■ RAW DATA ■
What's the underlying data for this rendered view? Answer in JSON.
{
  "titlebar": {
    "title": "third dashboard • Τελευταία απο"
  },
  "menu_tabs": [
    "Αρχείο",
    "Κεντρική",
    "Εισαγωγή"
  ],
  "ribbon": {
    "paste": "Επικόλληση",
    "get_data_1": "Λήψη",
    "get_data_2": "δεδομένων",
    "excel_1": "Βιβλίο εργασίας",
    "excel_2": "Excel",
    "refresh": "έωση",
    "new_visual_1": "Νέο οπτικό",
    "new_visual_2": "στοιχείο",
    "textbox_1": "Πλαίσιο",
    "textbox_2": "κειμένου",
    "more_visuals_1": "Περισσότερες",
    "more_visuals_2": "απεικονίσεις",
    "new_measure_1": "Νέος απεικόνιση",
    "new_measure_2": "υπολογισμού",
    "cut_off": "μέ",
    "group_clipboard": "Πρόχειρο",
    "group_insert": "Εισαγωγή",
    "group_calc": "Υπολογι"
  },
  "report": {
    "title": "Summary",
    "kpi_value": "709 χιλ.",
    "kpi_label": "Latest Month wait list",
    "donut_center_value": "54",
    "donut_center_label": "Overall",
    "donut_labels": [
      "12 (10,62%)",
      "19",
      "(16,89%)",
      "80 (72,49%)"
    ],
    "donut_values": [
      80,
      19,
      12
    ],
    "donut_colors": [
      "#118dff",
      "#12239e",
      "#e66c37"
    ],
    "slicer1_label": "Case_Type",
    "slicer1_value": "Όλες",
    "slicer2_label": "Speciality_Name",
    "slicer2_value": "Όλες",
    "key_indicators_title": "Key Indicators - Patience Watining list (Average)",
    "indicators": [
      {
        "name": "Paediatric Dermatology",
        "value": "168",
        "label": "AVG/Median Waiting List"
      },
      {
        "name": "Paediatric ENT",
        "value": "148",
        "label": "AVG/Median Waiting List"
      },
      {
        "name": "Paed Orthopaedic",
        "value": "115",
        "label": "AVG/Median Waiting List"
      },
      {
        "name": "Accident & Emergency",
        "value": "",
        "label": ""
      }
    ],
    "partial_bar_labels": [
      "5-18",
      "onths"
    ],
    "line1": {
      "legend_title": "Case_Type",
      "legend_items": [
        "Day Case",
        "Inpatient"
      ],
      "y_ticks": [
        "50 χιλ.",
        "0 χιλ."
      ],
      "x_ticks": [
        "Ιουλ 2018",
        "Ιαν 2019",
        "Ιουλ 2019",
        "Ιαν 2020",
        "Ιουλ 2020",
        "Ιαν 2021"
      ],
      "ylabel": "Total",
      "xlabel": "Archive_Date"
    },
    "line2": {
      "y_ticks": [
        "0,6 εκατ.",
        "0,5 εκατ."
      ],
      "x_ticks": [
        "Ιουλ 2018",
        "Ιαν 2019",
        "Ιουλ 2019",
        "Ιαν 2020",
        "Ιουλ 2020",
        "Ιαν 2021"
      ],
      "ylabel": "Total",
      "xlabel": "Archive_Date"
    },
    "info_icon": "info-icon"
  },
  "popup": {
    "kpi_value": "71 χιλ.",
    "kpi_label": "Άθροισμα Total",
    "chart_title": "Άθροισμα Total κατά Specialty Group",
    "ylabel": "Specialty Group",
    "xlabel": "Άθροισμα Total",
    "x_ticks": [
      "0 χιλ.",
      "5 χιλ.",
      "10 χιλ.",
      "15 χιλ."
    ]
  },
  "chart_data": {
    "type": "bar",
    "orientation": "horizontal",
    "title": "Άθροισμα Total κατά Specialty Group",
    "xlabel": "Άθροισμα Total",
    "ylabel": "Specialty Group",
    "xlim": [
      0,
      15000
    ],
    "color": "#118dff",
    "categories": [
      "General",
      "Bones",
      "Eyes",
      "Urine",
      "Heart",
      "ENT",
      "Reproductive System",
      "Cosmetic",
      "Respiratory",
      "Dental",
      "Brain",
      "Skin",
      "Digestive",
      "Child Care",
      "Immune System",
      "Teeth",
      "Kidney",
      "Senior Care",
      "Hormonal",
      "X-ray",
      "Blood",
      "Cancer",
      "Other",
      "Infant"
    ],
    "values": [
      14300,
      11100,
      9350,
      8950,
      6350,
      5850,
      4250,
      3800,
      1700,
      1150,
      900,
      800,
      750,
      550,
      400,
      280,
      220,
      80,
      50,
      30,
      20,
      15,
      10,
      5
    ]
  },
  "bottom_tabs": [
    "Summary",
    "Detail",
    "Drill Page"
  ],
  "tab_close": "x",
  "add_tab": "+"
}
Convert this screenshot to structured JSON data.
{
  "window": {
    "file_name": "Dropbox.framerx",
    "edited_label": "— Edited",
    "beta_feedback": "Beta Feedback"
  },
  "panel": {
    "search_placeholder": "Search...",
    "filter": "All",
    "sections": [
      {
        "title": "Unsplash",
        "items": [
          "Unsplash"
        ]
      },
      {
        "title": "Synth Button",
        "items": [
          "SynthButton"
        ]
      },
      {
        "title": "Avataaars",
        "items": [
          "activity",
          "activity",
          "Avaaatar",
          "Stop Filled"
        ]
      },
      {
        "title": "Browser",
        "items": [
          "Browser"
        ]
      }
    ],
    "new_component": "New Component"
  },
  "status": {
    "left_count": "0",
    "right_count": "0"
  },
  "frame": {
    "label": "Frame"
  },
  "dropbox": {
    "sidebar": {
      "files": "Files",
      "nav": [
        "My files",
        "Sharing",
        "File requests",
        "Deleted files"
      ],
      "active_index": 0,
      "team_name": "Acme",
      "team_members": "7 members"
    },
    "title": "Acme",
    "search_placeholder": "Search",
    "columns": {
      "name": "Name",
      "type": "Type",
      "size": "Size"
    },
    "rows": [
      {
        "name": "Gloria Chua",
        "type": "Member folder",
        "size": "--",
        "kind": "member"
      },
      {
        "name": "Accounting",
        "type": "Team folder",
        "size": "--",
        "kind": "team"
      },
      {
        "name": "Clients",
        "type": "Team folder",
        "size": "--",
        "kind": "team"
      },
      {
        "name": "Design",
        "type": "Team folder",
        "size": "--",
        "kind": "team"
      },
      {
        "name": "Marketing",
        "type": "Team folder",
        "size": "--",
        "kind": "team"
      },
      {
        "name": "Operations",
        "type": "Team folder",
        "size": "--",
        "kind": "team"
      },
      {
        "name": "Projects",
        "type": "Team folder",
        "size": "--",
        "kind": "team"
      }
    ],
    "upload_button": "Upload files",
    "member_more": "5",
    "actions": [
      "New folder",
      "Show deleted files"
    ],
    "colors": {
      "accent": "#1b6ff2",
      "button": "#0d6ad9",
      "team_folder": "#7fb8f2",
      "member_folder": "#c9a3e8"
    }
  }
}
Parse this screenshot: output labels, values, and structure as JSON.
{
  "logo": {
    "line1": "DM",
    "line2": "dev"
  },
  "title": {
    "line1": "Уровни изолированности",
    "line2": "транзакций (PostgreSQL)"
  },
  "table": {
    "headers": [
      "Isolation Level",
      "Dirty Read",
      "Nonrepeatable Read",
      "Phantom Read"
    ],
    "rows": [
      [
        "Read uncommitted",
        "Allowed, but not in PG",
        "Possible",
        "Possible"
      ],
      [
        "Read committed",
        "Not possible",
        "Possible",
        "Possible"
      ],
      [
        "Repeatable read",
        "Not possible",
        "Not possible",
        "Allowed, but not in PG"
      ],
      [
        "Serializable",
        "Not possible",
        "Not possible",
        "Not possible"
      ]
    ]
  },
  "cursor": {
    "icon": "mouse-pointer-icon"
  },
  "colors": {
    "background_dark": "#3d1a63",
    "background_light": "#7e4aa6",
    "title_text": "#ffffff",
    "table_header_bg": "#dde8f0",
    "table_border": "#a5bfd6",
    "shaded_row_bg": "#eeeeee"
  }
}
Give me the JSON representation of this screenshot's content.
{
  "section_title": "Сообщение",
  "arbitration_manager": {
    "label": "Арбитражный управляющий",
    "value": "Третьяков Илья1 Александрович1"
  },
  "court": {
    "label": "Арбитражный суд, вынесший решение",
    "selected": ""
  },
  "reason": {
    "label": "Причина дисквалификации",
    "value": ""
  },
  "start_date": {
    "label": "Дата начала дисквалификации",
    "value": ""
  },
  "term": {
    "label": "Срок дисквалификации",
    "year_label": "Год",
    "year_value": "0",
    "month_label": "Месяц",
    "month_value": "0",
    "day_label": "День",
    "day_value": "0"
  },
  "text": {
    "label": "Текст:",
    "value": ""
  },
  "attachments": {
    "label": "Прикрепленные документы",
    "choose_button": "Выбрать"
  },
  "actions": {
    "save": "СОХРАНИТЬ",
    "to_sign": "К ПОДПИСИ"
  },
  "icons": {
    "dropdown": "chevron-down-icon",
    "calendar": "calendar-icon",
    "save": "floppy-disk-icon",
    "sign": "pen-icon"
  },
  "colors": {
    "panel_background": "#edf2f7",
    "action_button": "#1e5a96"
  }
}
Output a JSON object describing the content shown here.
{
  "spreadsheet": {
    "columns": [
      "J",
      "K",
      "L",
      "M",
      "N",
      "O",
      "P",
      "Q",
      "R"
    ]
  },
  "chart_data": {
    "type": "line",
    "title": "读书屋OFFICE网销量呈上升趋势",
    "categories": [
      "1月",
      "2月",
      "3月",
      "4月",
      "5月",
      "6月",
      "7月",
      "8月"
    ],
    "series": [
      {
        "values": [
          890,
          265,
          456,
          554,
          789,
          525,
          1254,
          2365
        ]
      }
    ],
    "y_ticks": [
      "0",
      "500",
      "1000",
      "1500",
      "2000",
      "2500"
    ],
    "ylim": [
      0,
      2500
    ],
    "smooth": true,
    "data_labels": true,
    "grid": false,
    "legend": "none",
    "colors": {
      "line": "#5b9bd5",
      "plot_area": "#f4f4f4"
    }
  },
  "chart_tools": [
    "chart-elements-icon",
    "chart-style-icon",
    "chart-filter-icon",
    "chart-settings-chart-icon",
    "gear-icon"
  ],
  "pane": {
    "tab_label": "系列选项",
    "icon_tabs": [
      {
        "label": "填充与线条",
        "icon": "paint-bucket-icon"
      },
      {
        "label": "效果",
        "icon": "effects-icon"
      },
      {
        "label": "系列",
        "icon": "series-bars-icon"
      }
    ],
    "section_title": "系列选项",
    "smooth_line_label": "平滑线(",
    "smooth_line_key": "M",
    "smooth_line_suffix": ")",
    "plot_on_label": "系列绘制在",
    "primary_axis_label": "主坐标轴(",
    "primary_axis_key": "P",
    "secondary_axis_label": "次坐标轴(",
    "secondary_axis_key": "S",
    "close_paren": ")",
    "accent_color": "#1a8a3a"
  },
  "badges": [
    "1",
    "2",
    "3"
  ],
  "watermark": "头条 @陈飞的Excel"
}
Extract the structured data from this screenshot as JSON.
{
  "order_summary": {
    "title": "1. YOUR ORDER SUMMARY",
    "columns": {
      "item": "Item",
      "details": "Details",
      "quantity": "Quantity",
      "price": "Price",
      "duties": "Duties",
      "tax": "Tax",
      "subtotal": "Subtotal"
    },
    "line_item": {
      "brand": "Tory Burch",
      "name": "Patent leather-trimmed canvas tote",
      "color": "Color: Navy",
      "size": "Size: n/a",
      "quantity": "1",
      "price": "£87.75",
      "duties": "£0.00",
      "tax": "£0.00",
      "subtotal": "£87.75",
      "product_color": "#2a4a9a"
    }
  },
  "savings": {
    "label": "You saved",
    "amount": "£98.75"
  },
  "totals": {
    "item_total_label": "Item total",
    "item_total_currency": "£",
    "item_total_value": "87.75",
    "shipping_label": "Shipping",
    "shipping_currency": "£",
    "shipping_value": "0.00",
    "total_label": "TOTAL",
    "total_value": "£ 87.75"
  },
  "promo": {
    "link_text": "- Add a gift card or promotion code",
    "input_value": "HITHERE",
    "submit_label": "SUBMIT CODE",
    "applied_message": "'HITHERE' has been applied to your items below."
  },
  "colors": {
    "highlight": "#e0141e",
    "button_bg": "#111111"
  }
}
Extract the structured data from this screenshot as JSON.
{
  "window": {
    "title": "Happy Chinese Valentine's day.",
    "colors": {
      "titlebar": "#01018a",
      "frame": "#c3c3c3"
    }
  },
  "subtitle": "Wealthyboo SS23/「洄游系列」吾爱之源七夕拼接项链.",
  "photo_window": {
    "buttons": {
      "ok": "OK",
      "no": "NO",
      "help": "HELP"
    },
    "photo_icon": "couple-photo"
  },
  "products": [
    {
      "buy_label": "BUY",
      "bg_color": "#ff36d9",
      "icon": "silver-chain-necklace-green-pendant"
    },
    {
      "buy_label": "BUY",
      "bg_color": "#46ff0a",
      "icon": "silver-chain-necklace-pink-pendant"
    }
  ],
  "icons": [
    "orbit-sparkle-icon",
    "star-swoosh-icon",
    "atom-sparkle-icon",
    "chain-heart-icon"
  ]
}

■ DIRECTIVE ■
Identify the lines that hold the word "HITHERE". Copy every one of them.

■ RESULT OF THIS EXERCISE ■
    "input_value": "HITHERE",
    "applied_message": "'HITHERE' has been applied to your items below."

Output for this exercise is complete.